begin Exercise data

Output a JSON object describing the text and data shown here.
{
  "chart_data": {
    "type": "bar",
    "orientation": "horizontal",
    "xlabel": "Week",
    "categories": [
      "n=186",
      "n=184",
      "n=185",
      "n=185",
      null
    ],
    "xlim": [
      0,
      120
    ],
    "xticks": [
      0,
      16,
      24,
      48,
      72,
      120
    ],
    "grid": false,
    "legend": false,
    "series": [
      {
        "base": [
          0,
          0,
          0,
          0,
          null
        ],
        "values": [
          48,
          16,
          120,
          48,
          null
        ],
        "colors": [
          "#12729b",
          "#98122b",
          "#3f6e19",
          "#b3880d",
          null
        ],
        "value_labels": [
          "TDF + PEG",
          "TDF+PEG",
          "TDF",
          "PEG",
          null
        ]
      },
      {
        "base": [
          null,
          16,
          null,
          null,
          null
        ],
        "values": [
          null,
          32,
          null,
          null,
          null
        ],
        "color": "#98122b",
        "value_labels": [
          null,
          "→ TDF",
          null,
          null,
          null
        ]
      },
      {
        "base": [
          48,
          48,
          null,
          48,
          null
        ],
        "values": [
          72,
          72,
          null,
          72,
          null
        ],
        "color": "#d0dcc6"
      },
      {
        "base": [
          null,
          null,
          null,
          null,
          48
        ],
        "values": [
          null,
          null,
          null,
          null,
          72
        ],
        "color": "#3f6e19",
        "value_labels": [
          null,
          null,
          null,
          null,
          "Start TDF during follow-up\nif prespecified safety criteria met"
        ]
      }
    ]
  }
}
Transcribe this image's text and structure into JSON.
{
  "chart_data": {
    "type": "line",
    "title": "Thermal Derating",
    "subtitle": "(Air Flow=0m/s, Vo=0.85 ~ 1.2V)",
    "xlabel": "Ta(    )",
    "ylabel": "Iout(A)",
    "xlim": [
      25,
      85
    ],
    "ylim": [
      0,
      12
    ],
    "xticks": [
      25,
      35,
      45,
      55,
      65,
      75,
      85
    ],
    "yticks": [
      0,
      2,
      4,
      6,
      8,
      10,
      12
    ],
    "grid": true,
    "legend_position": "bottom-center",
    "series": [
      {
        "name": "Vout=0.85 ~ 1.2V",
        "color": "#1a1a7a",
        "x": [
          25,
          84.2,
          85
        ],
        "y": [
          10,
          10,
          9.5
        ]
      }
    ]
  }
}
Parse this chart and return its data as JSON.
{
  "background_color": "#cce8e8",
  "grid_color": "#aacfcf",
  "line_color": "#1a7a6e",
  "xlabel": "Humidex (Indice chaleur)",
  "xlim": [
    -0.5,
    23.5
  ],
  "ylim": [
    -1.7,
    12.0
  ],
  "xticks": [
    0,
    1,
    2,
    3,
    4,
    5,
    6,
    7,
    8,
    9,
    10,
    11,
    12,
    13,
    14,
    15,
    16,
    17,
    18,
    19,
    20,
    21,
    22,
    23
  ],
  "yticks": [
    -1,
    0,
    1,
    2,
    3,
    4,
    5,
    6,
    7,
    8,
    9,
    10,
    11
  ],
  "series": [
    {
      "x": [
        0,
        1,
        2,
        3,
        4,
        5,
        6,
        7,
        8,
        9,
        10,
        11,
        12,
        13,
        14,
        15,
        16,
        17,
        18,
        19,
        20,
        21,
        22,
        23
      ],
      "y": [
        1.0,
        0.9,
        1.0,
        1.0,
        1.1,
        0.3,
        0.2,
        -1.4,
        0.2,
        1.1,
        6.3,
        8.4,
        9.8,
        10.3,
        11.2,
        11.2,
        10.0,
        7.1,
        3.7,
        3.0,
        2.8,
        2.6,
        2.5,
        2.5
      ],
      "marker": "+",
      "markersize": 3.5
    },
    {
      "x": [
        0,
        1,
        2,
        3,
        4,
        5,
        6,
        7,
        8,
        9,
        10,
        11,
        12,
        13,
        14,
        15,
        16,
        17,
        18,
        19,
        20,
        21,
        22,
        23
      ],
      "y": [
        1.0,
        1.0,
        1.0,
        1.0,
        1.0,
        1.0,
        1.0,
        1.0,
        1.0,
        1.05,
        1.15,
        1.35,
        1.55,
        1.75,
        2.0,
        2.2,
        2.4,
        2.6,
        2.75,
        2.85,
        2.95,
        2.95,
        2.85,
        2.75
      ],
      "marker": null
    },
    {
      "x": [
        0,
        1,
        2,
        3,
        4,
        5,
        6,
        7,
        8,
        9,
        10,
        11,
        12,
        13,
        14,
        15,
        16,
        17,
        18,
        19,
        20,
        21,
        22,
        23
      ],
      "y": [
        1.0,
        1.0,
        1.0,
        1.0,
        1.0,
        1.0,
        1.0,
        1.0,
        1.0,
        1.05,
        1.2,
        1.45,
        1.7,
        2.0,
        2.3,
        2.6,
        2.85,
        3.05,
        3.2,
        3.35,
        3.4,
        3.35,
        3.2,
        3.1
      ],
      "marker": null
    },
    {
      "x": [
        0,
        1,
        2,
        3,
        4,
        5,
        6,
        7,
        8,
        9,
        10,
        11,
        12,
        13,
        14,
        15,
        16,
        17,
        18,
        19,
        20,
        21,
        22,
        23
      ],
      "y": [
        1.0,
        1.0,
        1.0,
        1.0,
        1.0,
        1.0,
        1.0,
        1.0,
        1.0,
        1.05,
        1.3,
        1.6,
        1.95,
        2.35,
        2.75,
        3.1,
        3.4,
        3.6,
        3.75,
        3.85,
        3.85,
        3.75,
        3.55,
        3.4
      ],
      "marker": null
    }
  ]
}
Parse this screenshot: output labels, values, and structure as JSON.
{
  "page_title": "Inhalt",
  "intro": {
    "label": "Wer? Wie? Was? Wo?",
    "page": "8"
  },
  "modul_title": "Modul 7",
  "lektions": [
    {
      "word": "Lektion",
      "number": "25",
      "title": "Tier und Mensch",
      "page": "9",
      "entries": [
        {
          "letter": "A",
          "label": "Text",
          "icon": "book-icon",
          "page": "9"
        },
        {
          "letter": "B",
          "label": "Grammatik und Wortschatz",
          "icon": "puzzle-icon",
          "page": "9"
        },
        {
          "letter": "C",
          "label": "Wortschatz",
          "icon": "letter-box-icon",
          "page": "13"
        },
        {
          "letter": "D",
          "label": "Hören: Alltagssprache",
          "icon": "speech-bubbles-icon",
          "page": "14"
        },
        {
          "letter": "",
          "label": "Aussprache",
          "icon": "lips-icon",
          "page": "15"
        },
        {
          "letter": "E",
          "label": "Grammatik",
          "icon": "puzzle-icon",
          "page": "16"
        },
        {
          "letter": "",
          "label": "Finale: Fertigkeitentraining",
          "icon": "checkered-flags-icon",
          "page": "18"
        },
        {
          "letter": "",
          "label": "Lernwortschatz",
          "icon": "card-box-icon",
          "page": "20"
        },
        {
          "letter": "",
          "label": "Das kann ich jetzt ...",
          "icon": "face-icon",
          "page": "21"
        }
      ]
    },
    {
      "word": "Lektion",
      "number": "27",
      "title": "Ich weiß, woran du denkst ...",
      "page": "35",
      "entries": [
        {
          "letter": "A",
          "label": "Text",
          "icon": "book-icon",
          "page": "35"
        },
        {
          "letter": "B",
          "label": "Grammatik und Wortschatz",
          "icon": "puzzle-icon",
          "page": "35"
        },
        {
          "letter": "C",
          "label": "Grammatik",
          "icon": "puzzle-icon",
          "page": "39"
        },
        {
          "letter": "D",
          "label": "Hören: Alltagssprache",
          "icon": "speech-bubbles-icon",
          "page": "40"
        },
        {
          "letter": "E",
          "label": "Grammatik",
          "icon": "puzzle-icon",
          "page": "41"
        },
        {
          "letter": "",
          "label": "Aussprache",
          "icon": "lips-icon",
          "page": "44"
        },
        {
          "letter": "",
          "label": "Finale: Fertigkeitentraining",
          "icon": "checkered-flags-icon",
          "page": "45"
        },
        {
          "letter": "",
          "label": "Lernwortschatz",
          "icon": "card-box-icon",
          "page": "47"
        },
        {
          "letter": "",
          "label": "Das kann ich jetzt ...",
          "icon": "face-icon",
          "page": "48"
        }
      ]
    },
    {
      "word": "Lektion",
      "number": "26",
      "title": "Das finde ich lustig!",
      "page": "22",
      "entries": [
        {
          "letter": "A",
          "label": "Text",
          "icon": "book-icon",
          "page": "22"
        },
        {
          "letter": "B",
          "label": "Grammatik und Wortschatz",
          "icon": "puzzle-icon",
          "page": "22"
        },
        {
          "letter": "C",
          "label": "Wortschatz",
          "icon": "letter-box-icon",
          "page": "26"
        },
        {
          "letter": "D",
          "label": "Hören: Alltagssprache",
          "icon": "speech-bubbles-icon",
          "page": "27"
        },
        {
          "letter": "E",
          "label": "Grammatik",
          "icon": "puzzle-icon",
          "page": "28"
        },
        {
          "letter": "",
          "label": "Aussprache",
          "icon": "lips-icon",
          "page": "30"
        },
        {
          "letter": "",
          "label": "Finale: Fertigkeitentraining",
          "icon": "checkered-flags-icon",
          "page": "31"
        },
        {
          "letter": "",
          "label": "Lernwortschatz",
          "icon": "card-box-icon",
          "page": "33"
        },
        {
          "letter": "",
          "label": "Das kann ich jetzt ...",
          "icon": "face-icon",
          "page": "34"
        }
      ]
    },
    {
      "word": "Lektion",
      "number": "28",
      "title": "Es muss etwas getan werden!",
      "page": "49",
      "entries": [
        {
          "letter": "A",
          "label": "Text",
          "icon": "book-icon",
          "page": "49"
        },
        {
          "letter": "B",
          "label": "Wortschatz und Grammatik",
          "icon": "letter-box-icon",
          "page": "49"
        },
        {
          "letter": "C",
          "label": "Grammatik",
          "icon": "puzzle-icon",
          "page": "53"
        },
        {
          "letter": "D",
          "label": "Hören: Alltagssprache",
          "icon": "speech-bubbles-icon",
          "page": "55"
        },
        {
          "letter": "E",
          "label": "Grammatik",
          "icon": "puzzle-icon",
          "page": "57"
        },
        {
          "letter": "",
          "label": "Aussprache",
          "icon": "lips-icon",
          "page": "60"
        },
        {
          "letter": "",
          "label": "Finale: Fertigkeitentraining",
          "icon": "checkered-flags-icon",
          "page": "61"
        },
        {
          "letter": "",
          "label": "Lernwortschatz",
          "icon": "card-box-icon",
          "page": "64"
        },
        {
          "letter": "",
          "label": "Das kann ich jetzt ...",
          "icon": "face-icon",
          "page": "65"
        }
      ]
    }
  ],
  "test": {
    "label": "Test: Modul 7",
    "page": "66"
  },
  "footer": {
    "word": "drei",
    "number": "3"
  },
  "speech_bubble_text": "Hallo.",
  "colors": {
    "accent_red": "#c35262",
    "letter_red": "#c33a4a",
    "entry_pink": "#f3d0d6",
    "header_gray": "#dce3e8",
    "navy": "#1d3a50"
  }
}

end Exercise data

▸ **The exercise**
Read through the lines above and collect those that contain the string "xlabel".

▸ **Problem solution**
    "xlabel": "Week",
    "xlabel": "Ta(    )",
  "xlabel": "Humidex (Indice chaleur)",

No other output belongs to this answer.